**What is needed**: Extract each line holding the word "Инструкции" from the entries.

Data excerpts
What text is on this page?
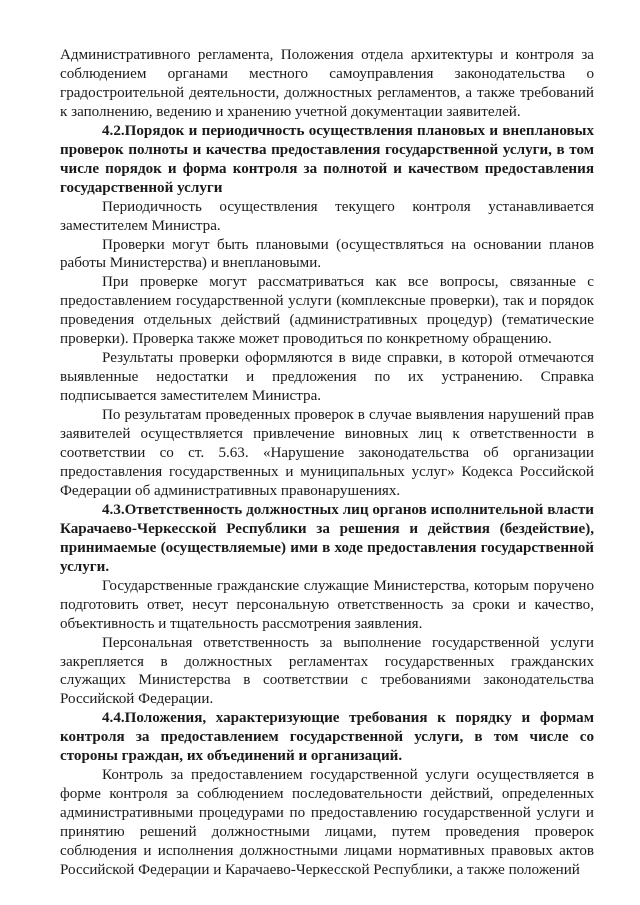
Административного регламента, Положения отдела архитектуры и контроля за соблюдением органами местного самоуправления законодательства о градостроительной деятельности, должностных регламентов, а также требований к заполнению, ведению и хранению учетной документации заявителей.

4.2.Порядок и периодичность осуществления плановых и внеплановых проверок полноты и качества предоставления государственной услуги, в том числе порядок и форма контроля за полнотой и качеством предоставления государственной услуги

Периодичность осуществления текущего контроля устанавливается заместителем Министра.

Проверки могут быть плановыми (осуществляться на основании планов работы Министерства) и внеплановыми.

При проверке могут рассматриваться как все вопросы, связанные с предоставлением государственной услуги (комплексные проверки), так и порядок проведения отдельных действий (административных процедур) (тематические проверки). Проверка также может проводиться по конкретному обращению.

Результаты проверки оформляются в виде справки, в которой отмечаются выявленные недостатки и предложения по их устранению. Справка подписывается заместителем Министра.

По результатам проведенных проверок в случае выявления нарушений прав заявителей осуществляется привлечение виновных лиц к ответственности в соответствии со ст. 5.63. «Нарушение законодательства об организации предоставления государственных и муниципальных услуг» Кодекса Российской Федерации об административных правонарушениях.

4.3.Ответственность должностных лиц органов исполнительной власти Карачаево-Черкесской Республики за решения и действия (бездействие), принимаемые (осуществляемые) ими в ходе предоставления государственной услуги.

Государственные гражданские служащие Министерства, которым поручено подготовить ответ, несут персональную ответственность за сроки и качество, объективность и тщательность рассмотрения заявления.

Персональная ответственность за выполнение государственной услуги закрепляется в должностных регламентах государственных гражданских служащих Министерства в соответствии с требованиями законодательства Российской Федерации.

4.4.Положения, характеризующие требования к порядку и формам контроля за предоставлением государственной услуги, в том числе со стороны граждан, их объединений и организаций.

Контроль за предоставлением государственной услуги осуществляется в форме контроля за соблюдением последовательности действий, определенных административными процедурами по предоставлению государственной услуги и принятию решений должностными лицами, путем проведения проверок соблюдения и исполнения должностными лицами нормативных правовых актов Российской Федерации и Карачаево-Черкесской Республики, а также положений
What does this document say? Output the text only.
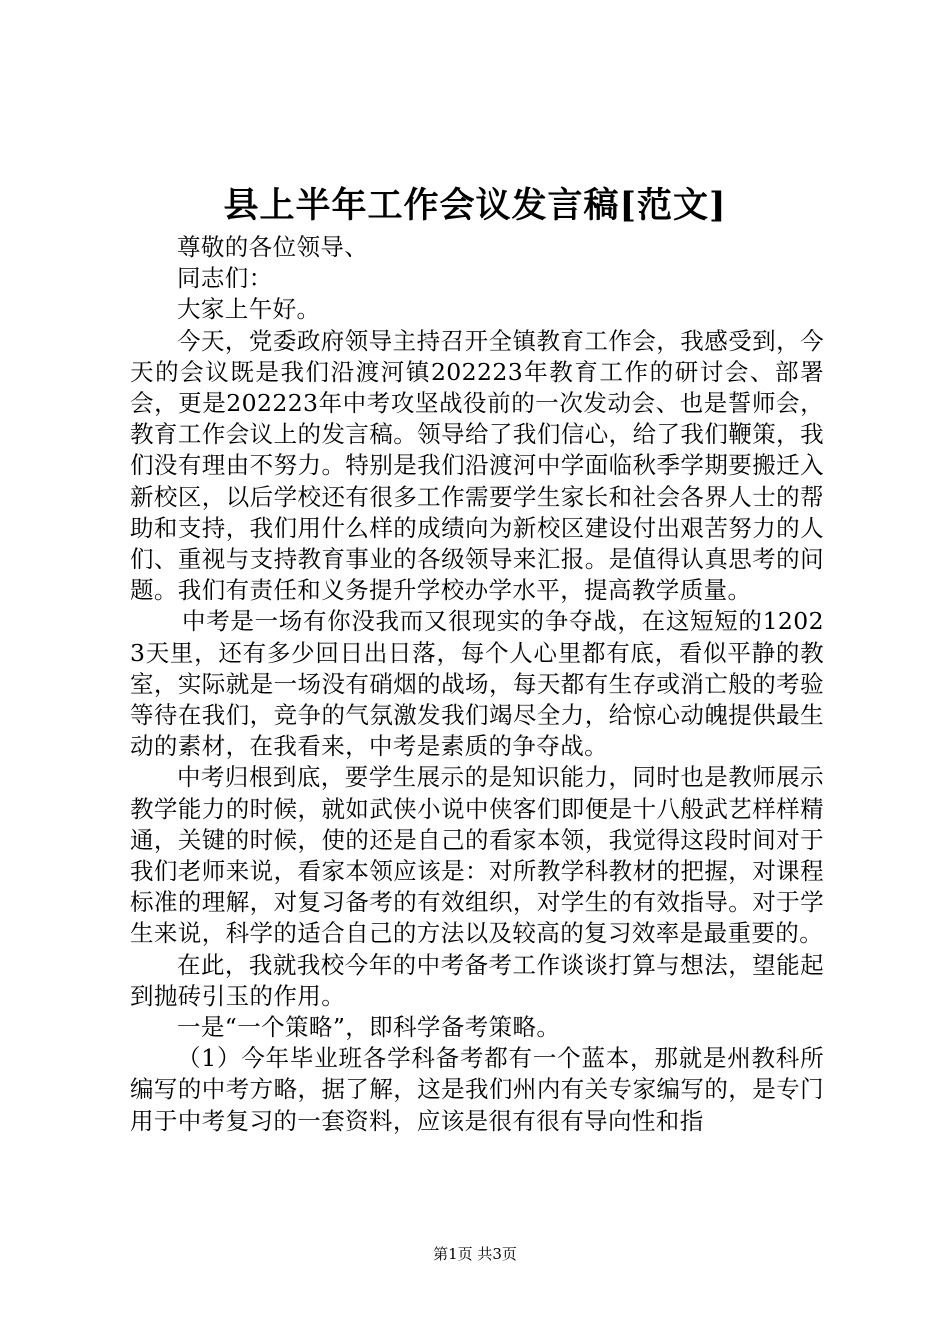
县上半年工作会议发言稿[范文]

尊敬的各位领导、

同志们：

大家上午好。

今天，党委政府领导主持召开全镇教育工作会，我感受到，今天的会议既是我们沿渡河镇202223年教育工作的研讨会、部署会，更是202223年中考攻坚战役前的一次发动会、也是誓师会，教育工作会议上的发言稿。领导给了我们信心，给了我们鞭策，我们没有理由不努力。特别是我们沿渡河中学面临秋季学期要搬迁入新校区，以后学校还有很多工作需要学生家长和社会各界人士的帮助和支持，我们用什么样的成绩向为新校区建设付出艰苦努力的人们、重视与支持教育事业的各级领导来汇报。是值得认真思考的问题。我们有责任和义务提升学校办学水平，提高教学质量。

中考是一场有你没我而又很现实的争夺战，在这短短的12023天里，还有多少回日出日落，每个人心里都有底，看似平静的教室，实际就是一场没有硝烟的战场，每天都有生存或消亡般的考验等待在我们，竞争的气氛激发我们竭尽全力，给惊心动魄提供最生动的素材，在我看来，中考是素质的争夺战。

中考归根到底，要学生展示的是知识能力，同时也是教师展示教学能力的时候，就如武侠小说中侠客们即便是十八般武艺样样精通，关键的时候，使的还是自己的看家本领，我觉得这段时间对于我们老师来说，看家本领应该是：对所教学科教材的把握，对课程标准的理解，对复习备考的有效组织，对学生的有效指导。对于学生来说，科学的适合自己的方法以及较高的复习效率是最重要的。

在此，我就我校今年的中考备考工作谈谈打算与想法，望能起到抛砖引玉的作用。

一是“一个策略”，即科学备考策略。

（1）今年毕业班各学科备考都有一个蓝本，那就是州教科所编写的中考方略，据了解，这是我们州内有关专家编写的，是专门用于中考复习的一套资料，应该是很有很有导向性和指

第1页 共3页
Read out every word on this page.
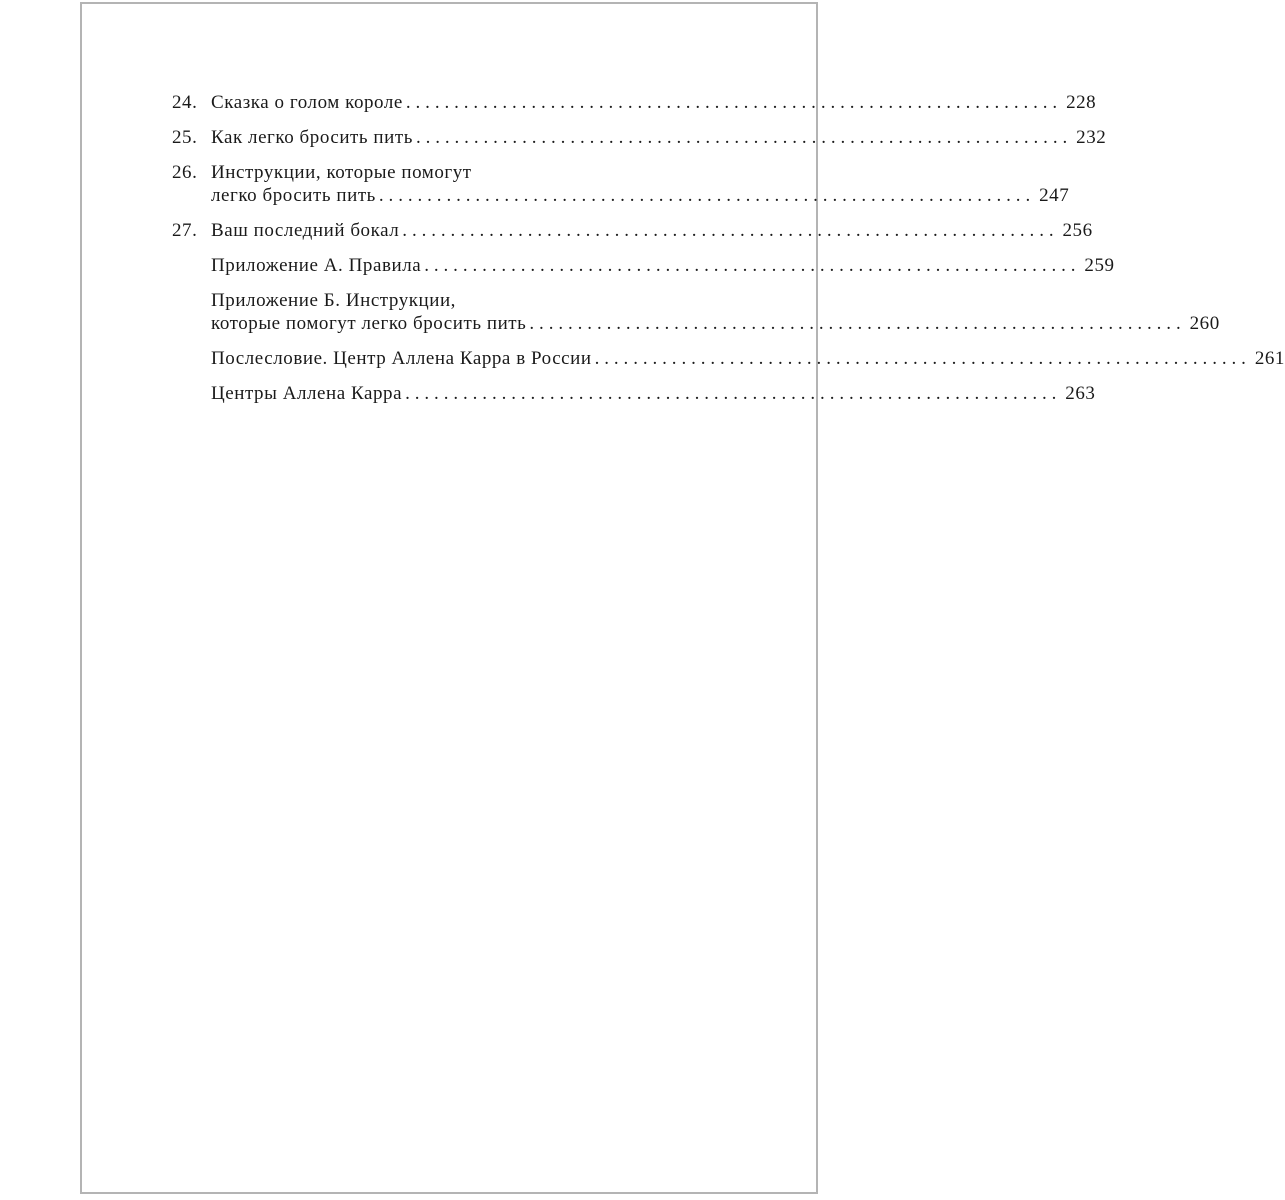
24. Сказка о голом короле .................................................................... 228
25. Как легко бросить пить .................................................................... 232
26. Инструкции, которые помогут
легко бросить пить .................................................................... 247
27. Ваш последний бокал .................................................................... 256
Приложение А. Правила .................................................................... 259
Приложение Б. Инструкции,
которые помогут легко бросить пить .................................................................... 260
Послесловие. Центр Аллена Карра в России .................................................................... 261
Центры Аллена Карра .................................................................... 263
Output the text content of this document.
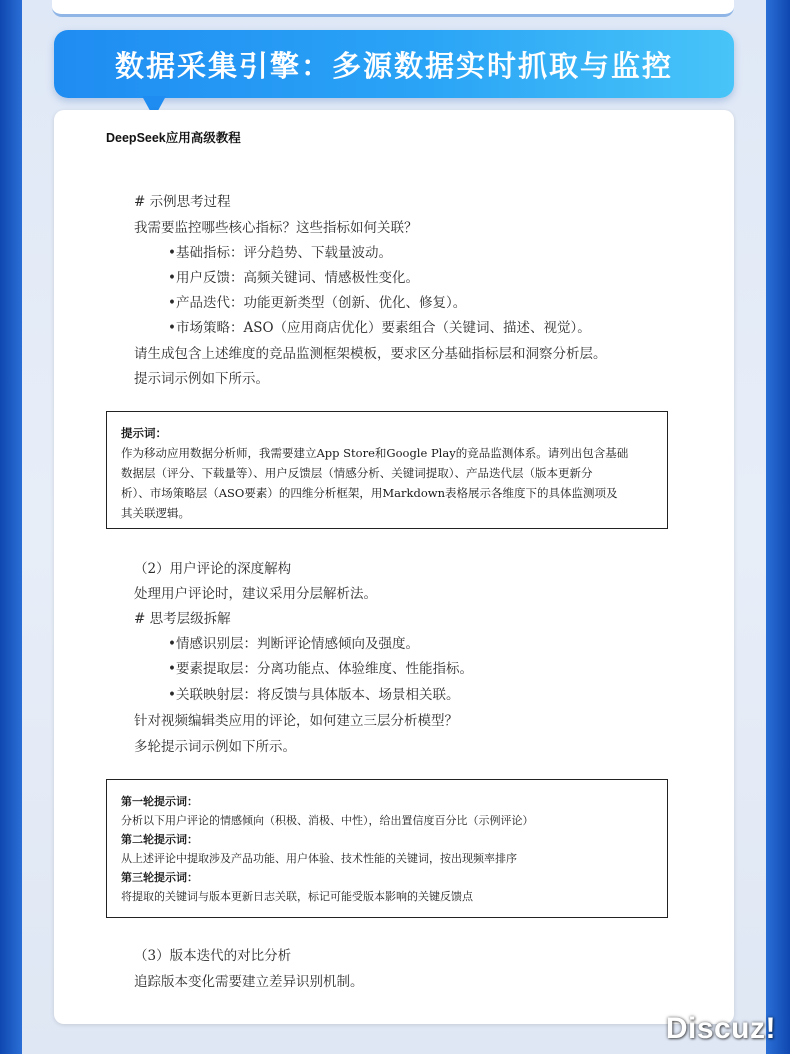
数据采集引擎：多源数据实时抓取与监控
DeepSeek应用高级教程
# 示例思考过程
我需要监控哪些核心指标？这些指标如何关联？
•基础指标：评分趋势、下载量波动。
•用户反馈：高频关键词、情感极性变化。
•产品迭代：功能更新类型（创新、优化、修复）。
•市场策略：ASO（应用商店优化）要素组合（关键词、描述、视觉）。
请生成包含上述维度的竞品监测框架模板，要求区分基础指标层和洞察分析层。
提示词示例如下所示。
提示词：
作为移动应用数据分析师，我需要建立App Store和Google Play的竞品监测体系。请列出包含基础
数据层（评分、下载量等）、用户反馈层（情感分析、关键词提取）、产品迭代层（版本更新分
析）、市场策略层（ASO要素）的四维分析框架，用Markdown表格展示各维度下的具体监测项及
其关联逻辑。
（2）用户评论的深度解构
处理用户评论时，建议采用分层解析法。
# 思考层级拆解
•情感识别层：判断评论情感倾向及强度。
•要素提取层：分离功能点、体验维度、性能指标。
•关联映射层：将反馈与具体版本、场景相关联。
针对视频编辑类应用的评论，如何建立三层分析模型？
多轮提示词示例如下所示。
第一轮提示词：
分析以下用户评论的情感倾向（积极、消极、中性），给出置信度百分比（示例评论）
第二轮提示词：
从上述评论中提取涉及产品功能、用户体验、技术性能的关键词，按出现频率排序
第三轮提示词：
将提取的关键词与版本更新日志关联，标记可能受版本影响的关键反馈点
（3）版本迭代的对比分析
追踪版本变化需要建立差异识别机制。
Discuz!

**Answer**:
26. Инструкции, которые помогут
Приложение Б. Инструкции,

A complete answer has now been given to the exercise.